* Begin RECORDS TO PROCESS *

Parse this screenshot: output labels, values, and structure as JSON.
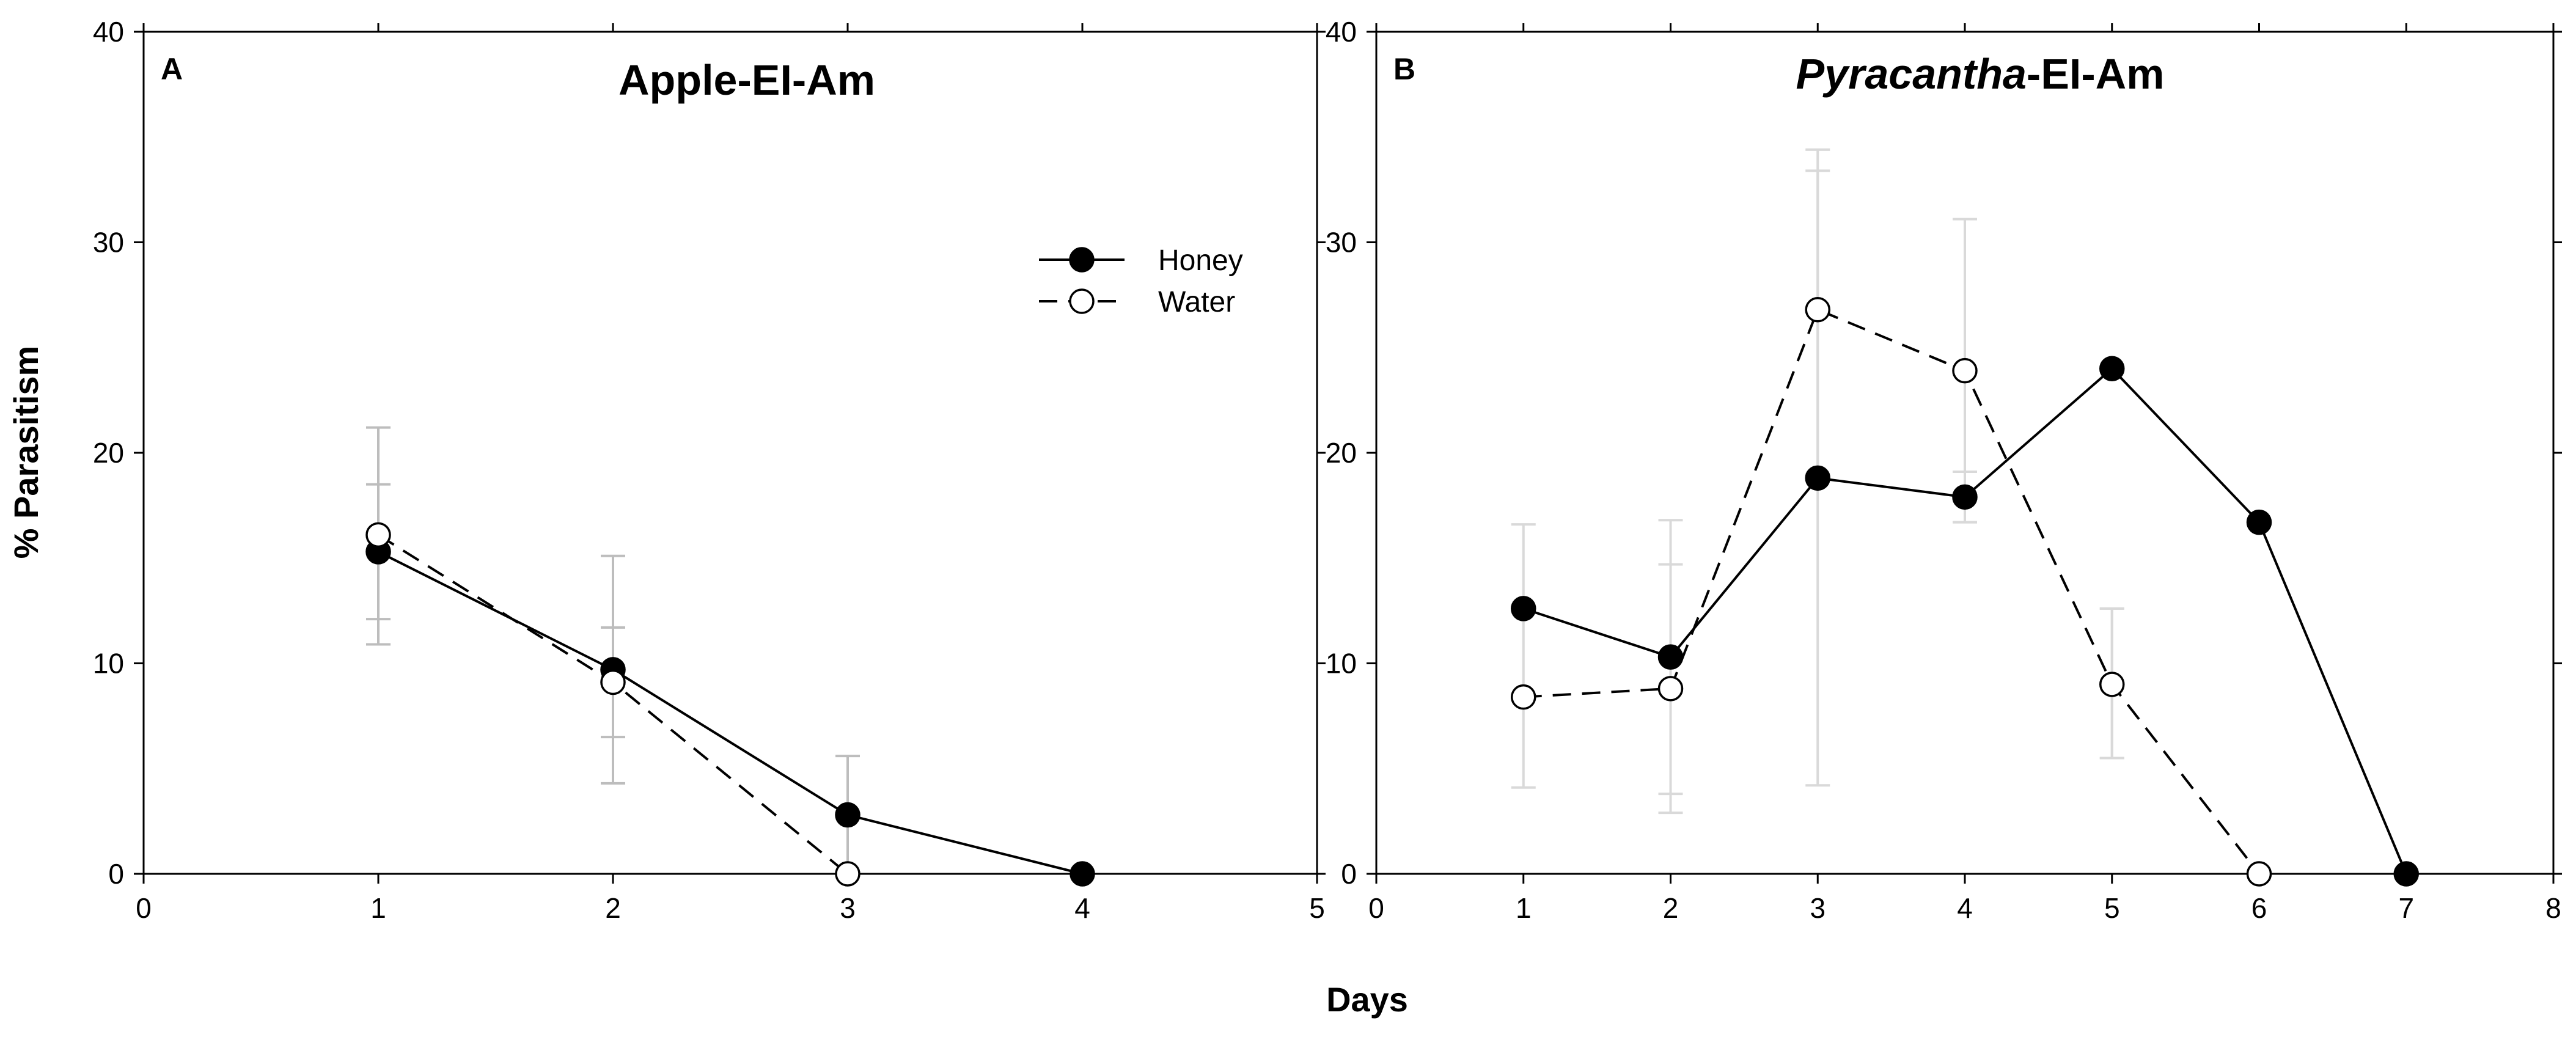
{
  "chart_data": [
    {
      "type": "line",
      "panel_letter": "A",
      "title": "Apple-EI-Am",
      "title_italic_part": "",
      "xlabel": "Days",
      "ylabel": "% Parasitism",
      "xlim": [
        0,
        5
      ],
      "ylim": [
        0,
        40
      ],
      "xticks": [
        0,
        1,
        2,
        3,
        4,
        5
      ],
      "yticks": [
        0,
        10,
        20,
        30,
        40
      ],
      "legend": {
        "position": "top-right",
        "entries": [
          "Honey",
          "Water"
        ]
      },
      "error_bar_color": "#bdbdbd",
      "series": [
        {
          "name": "Honey",
          "marker": "filled-circle",
          "line_style": "solid",
          "x": [
            1,
            2,
            3,
            4
          ],
          "y": [
            15.3,
            9.7,
            2.8,
            0
          ],
          "err_low": [
            10.9,
            4.3,
            0,
            0
          ],
          "err_high": [
            21.2,
            15.1,
            5.6,
            0
          ]
        },
        {
          "name": "Water",
          "marker": "open-circle",
          "line_style": "dashed",
          "x": [
            1,
            2,
            3
          ],
          "y": [
            16.1,
            9.1,
            0
          ],
          "err_low": [
            12.1,
            6.5,
            0
          ],
          "err_high": [
            18.5,
            11.7,
            0
          ]
        }
      ]
    },
    {
      "type": "line",
      "panel_letter": "B",
      "title": "-EI-Am",
      "title_italic_part": "Pyracantha",
      "xlabel": "Days",
      "ylabel": "% Parasitism",
      "xlim": [
        0,
        8
      ],
      "ylim": [
        0,
        40
      ],
      "xticks": [
        0,
        1,
        2,
        3,
        4,
        5,
        6,
        7,
        8
      ],
      "yticks": [
        0,
        10,
        20,
        30,
        40
      ],
      "legend": {
        "position": "none",
        "entries": []
      },
      "error_bar_color": "#d9d9d9",
      "series": [
        {
          "name": "Honey",
          "marker": "filled-circle",
          "line_style": "solid",
          "x": [
            1,
            2,
            3,
            4,
            5,
            6,
            7
          ],
          "y": [
            12.6,
            10.3,
            18.8,
            17.9,
            24.0,
            16.7,
            0
          ],
          "err_low": [
            4.1,
            3.8,
            4.2,
            16.7,
            5.5,
            16.7,
            0
          ],
          "err_high": [
            16.6,
            14.7,
            33.4,
            19.1,
            12.6,
            16.7,
            0
          ]
        },
        {
          "name": "Water",
          "marker": "open-circle",
          "line_style": "dashed",
          "x": [
            1,
            2,
            3,
            4,
            5,
            6
          ],
          "y": [
            8.4,
            8.8,
            26.8,
            23.9,
            9.0,
            0
          ],
          "err_low": [
            8.4,
            2.9,
            19.0,
            16.7,
            5.5,
            0
          ],
          "err_high": [
            8.4,
            16.8,
            34.4,
            31.1,
            12.6,
            0
          ]
        }
      ]
    }
  ]
}
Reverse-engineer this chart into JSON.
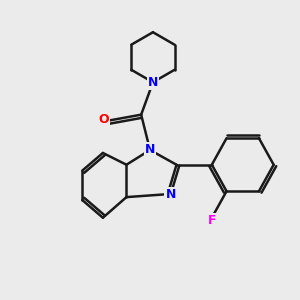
{
  "bg_color": "#ebebeb",
  "bond_color": "#1a1a1a",
  "N_color": "#0000ff",
  "O_color": "#ff0000",
  "F_color": "#ff00ff",
  "line_width": 1.8,
  "fig_size": [
    3.0,
    3.0
  ],
  "dpi": 100,
  "xlim": [
    0,
    10
  ],
  "ylim": [
    0,
    10
  ]
}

* End RECORDS TO PROCESS *

◆ EXERCISE DIRECTIONS ◆
Print, exactly and only, the lines running from the line with "Reverse-engineer this chart into JSON." through the last line of the data, including both. Skip any picture.

◆ RESPONSE TO THIS TASK ◆
Reverse-engineer this chart into JSON.
{
  "bg_color": "#ebebeb",
  "bond_color": "#1a1a1a",
  "N_color": "#0000ff",
  "O_color": "#ff0000",
  "F_color": "#ff00ff",
  "line_width": 1.8,
  "fig_size": [
    3.0,
    3.0
  ],
  "dpi": 100,
  "xlim": [
    0,
    10
  ],
  "ylim": [
    0,
    10
  ]
}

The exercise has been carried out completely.